>> Begin

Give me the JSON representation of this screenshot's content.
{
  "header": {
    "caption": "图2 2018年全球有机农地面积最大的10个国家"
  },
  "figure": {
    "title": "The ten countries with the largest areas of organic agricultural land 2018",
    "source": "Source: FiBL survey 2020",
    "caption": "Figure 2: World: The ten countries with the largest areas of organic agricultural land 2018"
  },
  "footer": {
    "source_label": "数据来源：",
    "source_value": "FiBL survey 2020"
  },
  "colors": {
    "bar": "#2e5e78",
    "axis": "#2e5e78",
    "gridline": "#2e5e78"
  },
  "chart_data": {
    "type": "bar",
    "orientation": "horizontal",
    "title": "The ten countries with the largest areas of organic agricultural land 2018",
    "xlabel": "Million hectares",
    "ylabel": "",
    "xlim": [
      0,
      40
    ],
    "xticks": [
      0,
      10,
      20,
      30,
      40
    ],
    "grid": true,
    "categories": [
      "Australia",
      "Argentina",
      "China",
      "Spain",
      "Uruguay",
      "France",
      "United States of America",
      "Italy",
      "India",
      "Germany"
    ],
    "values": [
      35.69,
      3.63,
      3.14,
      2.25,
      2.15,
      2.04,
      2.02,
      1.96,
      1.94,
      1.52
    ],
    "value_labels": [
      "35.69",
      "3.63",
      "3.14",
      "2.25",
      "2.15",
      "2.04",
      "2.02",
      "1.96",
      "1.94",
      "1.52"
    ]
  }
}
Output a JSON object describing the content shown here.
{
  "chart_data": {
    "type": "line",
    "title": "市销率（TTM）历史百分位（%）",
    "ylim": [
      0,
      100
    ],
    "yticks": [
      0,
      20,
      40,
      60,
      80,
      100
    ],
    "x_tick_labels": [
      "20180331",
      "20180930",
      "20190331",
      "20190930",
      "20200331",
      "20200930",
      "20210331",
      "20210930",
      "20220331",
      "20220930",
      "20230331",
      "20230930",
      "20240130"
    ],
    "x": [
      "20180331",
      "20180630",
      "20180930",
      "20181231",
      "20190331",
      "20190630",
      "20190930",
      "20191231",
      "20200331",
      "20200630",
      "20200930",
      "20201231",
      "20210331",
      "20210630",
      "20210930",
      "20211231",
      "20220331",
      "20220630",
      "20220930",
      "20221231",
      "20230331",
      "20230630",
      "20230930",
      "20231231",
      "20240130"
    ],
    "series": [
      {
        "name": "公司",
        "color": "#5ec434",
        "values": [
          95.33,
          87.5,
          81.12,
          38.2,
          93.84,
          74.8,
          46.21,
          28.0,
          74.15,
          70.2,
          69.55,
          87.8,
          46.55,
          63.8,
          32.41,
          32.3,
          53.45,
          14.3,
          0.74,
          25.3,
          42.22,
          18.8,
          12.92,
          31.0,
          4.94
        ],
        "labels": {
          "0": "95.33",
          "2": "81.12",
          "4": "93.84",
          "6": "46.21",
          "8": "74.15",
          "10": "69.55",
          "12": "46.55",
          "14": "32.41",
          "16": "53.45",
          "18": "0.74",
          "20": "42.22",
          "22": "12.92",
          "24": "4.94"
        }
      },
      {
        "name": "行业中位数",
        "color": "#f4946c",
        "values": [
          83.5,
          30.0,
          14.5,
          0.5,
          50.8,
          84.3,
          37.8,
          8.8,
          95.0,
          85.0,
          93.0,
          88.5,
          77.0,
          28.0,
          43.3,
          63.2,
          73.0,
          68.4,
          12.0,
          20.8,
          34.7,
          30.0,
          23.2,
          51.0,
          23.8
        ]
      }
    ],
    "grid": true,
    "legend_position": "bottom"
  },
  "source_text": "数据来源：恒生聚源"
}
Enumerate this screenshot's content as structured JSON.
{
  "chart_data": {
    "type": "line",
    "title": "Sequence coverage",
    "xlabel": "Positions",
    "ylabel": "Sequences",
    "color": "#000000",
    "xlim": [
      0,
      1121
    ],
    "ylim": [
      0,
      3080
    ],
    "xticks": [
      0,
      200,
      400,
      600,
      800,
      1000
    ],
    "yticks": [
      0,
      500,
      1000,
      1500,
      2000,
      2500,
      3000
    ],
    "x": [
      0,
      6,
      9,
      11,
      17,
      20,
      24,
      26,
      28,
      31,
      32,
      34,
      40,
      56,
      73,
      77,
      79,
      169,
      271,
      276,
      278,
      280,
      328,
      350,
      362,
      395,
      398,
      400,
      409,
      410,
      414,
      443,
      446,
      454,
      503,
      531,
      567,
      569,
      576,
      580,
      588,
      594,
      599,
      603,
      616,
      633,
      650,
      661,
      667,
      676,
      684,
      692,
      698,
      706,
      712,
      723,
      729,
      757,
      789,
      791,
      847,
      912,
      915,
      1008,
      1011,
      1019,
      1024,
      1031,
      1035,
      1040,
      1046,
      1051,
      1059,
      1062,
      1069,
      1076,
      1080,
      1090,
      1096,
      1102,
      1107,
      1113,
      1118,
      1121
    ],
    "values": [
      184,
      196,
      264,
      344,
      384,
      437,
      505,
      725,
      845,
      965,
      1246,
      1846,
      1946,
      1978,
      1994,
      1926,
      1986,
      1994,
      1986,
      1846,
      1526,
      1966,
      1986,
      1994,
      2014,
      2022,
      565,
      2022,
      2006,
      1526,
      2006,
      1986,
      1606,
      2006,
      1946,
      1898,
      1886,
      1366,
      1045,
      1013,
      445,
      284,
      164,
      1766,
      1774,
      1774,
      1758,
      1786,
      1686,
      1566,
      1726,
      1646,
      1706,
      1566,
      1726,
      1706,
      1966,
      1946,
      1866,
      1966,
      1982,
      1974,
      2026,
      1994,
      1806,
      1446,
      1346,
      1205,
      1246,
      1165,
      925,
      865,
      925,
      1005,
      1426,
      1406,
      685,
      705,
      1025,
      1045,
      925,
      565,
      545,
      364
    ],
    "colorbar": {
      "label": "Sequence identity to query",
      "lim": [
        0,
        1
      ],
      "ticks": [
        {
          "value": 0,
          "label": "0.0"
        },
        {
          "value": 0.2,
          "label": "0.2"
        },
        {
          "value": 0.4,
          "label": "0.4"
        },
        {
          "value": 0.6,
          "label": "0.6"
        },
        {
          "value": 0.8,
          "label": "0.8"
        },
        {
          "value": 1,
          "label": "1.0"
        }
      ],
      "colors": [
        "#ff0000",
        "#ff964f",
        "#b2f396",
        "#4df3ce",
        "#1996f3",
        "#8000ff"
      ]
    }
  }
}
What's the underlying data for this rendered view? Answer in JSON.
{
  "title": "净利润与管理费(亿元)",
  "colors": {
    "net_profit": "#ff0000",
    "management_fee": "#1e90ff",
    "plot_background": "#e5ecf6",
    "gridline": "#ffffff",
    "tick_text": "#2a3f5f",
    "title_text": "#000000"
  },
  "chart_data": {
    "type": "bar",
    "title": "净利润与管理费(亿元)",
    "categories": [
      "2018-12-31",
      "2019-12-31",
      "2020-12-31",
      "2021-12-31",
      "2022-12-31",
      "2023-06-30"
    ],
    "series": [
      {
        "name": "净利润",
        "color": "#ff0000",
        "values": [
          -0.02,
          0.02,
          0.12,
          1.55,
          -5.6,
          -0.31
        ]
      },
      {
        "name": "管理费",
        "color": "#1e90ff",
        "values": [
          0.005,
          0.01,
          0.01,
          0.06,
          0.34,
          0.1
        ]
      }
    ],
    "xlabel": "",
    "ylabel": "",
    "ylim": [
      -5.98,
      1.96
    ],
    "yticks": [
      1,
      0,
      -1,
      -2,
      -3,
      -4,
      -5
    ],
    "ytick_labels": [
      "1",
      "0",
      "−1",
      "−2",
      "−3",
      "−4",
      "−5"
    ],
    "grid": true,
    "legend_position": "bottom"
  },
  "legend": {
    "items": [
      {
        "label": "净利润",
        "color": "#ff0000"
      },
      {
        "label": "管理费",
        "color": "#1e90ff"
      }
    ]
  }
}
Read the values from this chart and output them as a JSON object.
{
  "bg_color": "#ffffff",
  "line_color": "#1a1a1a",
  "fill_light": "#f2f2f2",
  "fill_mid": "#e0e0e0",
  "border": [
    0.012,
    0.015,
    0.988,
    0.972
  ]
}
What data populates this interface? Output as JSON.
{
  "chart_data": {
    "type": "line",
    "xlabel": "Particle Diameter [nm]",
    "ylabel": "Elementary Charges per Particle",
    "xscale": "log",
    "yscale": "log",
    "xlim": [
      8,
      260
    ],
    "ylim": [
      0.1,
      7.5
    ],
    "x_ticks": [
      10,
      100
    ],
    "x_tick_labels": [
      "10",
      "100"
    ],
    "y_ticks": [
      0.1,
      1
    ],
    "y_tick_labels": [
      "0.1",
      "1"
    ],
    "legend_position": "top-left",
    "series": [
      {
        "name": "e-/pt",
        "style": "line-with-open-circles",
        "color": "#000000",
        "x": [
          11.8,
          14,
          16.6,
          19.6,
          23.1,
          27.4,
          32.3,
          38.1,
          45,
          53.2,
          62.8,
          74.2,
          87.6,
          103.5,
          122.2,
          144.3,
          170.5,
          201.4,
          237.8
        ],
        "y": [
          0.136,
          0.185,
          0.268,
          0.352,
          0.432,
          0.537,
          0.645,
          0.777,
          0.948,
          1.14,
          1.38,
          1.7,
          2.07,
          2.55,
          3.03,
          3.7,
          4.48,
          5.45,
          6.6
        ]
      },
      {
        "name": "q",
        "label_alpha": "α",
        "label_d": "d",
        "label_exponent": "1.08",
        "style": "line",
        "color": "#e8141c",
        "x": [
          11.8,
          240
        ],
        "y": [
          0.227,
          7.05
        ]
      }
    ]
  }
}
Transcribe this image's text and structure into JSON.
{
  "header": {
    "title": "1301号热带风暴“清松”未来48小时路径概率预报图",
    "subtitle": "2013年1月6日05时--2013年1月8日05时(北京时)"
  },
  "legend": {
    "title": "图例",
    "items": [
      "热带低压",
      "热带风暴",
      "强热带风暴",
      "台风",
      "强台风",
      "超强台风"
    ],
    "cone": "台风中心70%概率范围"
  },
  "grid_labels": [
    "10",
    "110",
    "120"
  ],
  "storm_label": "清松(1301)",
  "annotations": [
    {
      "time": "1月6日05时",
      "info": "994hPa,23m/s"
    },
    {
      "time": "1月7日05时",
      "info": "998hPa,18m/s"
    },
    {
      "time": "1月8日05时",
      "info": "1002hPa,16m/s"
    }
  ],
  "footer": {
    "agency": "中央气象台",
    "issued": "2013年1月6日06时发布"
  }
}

>> End

Stated goal
State how many lines in the entries above include the word "this"; reply with the number alone.

Correct result
6